**SET PROBLEM**. Extract the records from their very first line down to the line containing "legend-label-channel-1: Channel 1", keeping both of those lines, and reproduce them word for word.

** START EXERCISE MATERIAL **

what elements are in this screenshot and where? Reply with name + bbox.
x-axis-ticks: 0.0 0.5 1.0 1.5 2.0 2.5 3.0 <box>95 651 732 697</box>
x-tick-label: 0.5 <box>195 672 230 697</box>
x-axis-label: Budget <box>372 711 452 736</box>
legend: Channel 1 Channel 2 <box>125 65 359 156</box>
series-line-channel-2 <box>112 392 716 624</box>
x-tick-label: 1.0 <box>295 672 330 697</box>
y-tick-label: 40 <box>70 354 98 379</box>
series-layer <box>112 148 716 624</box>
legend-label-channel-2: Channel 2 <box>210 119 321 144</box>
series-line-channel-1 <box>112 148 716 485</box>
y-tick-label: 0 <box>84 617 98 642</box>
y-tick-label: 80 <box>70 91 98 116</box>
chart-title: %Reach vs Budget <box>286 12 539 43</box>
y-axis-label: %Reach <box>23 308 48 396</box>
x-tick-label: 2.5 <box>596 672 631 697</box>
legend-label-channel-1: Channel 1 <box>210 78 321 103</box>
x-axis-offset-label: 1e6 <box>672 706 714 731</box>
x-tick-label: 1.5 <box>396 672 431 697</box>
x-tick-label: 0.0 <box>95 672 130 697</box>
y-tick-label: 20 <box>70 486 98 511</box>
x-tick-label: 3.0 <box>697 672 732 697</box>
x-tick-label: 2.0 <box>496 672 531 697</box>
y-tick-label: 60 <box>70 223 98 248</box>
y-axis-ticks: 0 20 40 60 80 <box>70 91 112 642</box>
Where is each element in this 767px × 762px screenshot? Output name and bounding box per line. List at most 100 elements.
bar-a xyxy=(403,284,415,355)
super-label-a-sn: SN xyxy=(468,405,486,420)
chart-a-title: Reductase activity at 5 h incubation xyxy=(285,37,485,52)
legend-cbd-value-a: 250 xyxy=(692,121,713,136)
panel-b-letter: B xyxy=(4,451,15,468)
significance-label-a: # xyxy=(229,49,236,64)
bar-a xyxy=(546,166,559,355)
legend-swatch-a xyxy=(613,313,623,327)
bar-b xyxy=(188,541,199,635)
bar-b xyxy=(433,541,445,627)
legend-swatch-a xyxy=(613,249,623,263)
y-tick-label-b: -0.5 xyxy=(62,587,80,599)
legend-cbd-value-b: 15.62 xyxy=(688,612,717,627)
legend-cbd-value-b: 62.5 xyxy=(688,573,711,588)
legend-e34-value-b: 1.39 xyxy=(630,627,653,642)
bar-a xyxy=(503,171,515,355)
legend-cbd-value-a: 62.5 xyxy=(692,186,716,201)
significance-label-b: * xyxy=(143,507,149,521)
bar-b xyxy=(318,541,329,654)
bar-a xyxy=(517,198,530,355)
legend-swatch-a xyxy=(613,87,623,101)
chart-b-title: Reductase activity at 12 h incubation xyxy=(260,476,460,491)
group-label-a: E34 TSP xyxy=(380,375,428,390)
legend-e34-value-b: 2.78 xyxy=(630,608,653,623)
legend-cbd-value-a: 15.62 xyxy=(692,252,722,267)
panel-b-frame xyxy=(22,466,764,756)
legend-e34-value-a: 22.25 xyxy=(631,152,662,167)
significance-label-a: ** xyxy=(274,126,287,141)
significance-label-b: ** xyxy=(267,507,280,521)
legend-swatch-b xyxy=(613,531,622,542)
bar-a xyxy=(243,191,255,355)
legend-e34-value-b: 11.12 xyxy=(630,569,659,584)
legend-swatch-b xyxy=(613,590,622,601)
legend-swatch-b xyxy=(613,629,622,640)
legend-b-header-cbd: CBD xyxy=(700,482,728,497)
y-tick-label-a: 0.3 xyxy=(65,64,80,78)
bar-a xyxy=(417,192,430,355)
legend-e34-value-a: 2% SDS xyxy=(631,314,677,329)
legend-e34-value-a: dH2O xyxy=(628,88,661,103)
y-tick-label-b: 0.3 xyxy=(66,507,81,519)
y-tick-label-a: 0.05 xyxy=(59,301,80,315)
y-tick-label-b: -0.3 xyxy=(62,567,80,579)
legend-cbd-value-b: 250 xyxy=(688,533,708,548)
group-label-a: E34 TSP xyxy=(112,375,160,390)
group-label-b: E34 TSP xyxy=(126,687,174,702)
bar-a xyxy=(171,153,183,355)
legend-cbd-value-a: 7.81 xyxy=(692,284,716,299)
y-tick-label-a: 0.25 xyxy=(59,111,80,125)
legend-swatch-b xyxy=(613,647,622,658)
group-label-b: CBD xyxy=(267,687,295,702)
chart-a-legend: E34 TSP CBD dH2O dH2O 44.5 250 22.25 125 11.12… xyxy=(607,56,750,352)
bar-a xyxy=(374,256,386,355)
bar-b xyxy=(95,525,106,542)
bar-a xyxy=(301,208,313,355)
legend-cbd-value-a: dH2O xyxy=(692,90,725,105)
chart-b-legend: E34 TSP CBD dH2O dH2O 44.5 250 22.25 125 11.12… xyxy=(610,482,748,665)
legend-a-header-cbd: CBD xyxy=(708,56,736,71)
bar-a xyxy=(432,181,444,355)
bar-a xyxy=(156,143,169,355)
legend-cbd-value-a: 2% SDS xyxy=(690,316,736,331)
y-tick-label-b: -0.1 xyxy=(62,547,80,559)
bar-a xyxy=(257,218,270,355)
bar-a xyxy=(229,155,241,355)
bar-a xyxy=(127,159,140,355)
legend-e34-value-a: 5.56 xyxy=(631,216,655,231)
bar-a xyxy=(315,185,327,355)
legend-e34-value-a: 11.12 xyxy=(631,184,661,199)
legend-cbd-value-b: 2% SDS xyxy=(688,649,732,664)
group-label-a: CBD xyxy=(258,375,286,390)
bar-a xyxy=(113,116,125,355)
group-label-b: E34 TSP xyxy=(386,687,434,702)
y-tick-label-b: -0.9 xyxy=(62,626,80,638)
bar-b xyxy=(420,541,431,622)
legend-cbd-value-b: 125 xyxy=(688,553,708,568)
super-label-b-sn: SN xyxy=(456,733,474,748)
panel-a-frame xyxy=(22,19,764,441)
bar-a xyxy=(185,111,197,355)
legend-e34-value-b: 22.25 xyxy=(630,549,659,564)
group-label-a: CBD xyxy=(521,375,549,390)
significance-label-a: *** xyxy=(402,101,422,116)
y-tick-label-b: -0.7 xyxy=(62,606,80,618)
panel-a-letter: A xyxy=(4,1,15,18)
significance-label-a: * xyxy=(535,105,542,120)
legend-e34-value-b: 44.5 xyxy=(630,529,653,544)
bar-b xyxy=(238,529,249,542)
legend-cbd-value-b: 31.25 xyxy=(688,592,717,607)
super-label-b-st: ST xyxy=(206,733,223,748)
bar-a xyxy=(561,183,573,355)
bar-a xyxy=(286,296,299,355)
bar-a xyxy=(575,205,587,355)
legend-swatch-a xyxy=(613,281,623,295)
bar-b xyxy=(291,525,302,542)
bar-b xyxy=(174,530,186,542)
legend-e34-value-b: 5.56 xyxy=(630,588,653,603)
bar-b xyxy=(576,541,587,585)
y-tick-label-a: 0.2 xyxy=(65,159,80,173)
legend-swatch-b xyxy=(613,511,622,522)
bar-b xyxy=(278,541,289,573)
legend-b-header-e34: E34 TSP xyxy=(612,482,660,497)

** END EXERCISE MATERIAL **

**WRITTEN ANSWER**.
what elements are in this screenshot and where? Reply with name + bbox.
x-axis-ticks: 0.0 0.5 1.0 1.5 2.0 2.5 3.0 <box>95 651 732 697</box>
x-tick-label: 0.5 <box>195 672 230 697</box>
x-axis-label: Budget <box>372 711 452 736</box>
legend: Channel 1 Channel 2 <box>125 65 359 156</box>
series-line-channel-2 <box>112 392 716 624</box>
x-tick-label: 1.0 <box>295 672 330 697</box>
y-tick-label: 40 <box>70 354 98 379</box>
series-layer <box>112 148 716 624</box>
legend-label-channel-2: Channel 2 <box>210 119 321 144</box>
series-line-channel-1 <box>112 148 716 485</box>
y-tick-label: 0 <box>84 617 98 642</box>
y-tick-label: 80 <box>70 91 98 116</box>
chart-title: %Reach vs Budget <box>286 12 539 43</box>
y-axis-label: %Reach <box>23 308 48 396</box>
x-tick-label: 2.5 <box>596 672 631 697</box>
legend-label-channel-1: Channel 1 <box>210 78 321 103</box>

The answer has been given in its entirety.